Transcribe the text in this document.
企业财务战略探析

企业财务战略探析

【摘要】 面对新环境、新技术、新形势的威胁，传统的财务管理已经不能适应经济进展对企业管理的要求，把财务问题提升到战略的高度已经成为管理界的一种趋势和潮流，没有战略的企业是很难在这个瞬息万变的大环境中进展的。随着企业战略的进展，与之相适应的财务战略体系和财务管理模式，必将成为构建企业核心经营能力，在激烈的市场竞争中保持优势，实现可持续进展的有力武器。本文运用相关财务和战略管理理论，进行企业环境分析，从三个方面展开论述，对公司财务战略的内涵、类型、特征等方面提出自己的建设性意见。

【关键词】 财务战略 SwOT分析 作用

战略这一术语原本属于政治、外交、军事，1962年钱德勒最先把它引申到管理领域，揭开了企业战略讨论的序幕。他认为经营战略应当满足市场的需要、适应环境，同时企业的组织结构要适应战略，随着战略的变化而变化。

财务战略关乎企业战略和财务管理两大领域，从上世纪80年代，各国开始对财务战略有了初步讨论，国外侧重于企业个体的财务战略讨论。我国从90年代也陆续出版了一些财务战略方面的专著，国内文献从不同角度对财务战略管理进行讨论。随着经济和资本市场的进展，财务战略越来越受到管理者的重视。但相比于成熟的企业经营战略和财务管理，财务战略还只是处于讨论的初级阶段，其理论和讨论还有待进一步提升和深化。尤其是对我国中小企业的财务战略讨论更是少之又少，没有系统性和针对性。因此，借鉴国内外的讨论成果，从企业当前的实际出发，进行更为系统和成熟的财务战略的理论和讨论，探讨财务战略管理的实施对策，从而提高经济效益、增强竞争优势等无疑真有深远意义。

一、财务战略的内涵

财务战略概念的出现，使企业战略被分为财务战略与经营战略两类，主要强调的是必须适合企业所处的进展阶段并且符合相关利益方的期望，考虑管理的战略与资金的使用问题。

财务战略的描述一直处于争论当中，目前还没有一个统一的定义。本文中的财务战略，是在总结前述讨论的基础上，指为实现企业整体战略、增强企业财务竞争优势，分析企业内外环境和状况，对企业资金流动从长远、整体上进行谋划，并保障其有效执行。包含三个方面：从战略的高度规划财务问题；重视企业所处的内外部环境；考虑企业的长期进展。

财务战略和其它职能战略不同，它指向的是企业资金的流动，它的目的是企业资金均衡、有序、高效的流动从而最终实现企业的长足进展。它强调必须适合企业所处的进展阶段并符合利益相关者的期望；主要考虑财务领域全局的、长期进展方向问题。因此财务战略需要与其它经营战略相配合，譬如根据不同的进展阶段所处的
=====
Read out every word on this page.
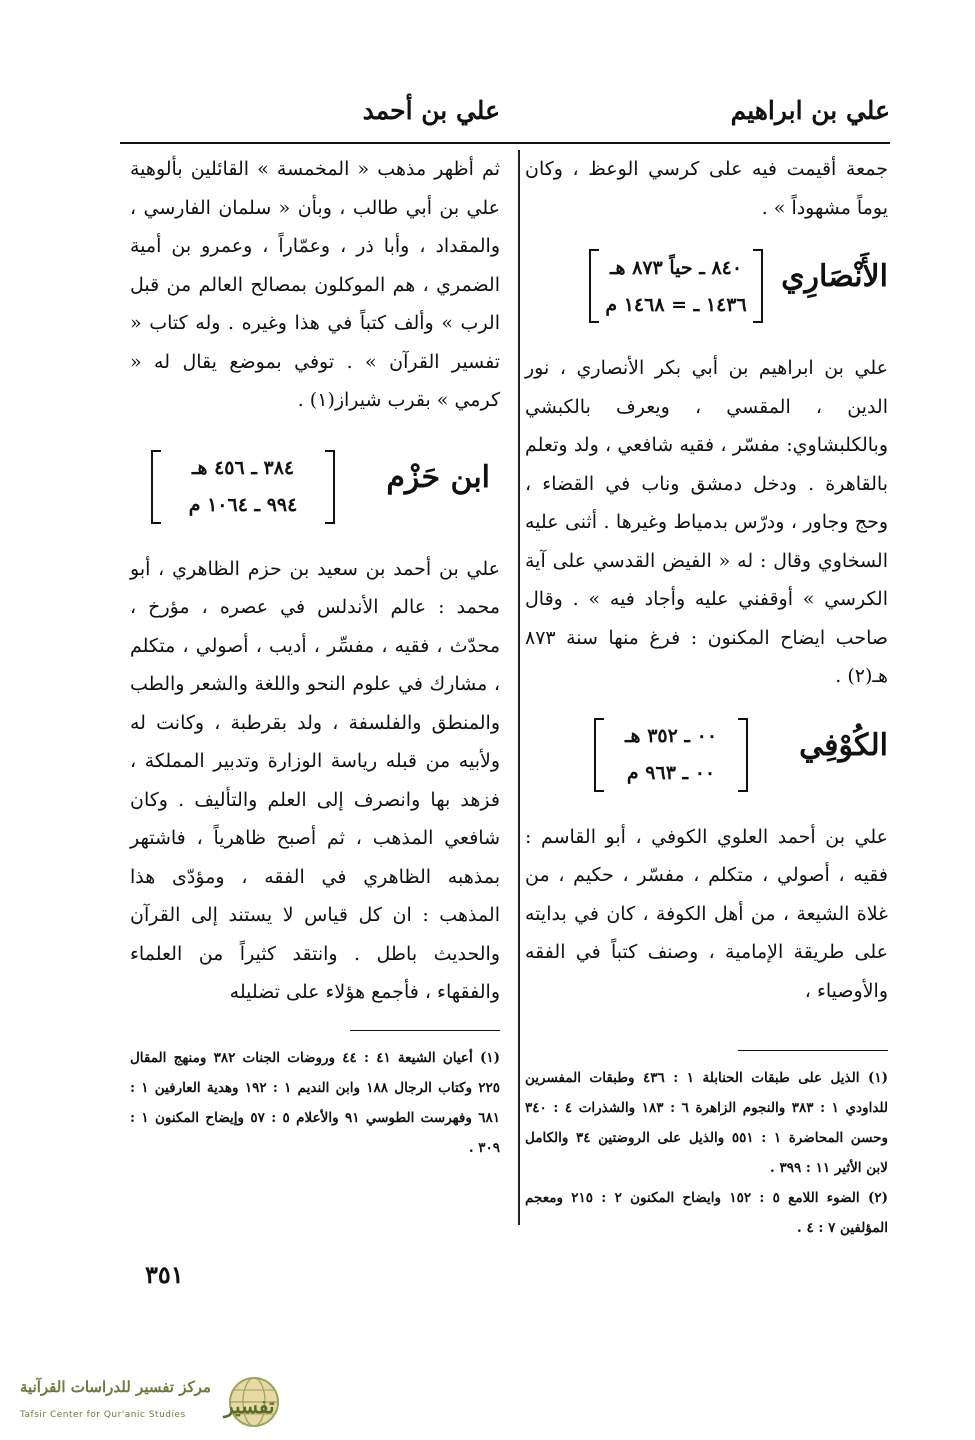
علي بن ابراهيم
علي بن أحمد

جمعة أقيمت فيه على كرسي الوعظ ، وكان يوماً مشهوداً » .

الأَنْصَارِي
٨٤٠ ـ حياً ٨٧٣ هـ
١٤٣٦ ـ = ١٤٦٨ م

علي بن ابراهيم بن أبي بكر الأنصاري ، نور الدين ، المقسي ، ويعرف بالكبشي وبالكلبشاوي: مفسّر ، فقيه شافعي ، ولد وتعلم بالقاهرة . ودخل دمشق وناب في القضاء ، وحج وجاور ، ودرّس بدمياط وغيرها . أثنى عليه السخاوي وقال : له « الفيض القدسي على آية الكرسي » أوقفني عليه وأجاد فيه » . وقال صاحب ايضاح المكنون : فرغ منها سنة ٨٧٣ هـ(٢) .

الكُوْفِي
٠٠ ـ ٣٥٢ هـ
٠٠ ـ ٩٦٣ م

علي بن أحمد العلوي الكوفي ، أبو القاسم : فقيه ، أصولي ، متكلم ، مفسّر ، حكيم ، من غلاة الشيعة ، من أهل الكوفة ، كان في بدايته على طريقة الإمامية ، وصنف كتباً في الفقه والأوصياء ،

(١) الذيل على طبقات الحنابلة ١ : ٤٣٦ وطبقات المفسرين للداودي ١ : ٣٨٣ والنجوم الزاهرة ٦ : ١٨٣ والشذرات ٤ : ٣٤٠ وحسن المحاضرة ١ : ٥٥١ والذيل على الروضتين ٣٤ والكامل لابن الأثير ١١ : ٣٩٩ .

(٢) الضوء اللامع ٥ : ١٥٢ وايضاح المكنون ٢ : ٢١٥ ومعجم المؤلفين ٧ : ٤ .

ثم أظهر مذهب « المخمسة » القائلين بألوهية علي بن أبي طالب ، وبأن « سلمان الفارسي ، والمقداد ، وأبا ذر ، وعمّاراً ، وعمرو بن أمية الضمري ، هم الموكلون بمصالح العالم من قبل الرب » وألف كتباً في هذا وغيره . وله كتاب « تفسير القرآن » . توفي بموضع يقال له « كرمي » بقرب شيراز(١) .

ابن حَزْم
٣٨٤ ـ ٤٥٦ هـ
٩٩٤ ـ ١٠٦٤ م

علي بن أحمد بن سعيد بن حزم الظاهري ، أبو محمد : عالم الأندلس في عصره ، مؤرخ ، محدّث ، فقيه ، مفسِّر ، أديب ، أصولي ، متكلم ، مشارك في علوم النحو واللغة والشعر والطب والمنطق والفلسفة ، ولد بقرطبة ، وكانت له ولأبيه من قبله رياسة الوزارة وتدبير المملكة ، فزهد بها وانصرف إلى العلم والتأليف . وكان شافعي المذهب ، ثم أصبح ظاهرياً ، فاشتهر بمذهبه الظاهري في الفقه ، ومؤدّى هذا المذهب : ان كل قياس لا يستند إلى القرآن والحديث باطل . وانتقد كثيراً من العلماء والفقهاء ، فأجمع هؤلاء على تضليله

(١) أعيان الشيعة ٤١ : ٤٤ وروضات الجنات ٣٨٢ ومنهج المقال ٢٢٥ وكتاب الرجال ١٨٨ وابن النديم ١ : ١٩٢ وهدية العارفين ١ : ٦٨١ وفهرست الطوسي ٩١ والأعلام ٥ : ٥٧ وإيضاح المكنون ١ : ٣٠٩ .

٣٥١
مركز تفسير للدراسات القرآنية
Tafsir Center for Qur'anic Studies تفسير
=====
▶ **GOAL**: Where does the word "this" appear in the listing? List each line that holds it.

▶ **EXERCISE OUTPUT**:
Transcribe the text in this document.
Read out every word on this page.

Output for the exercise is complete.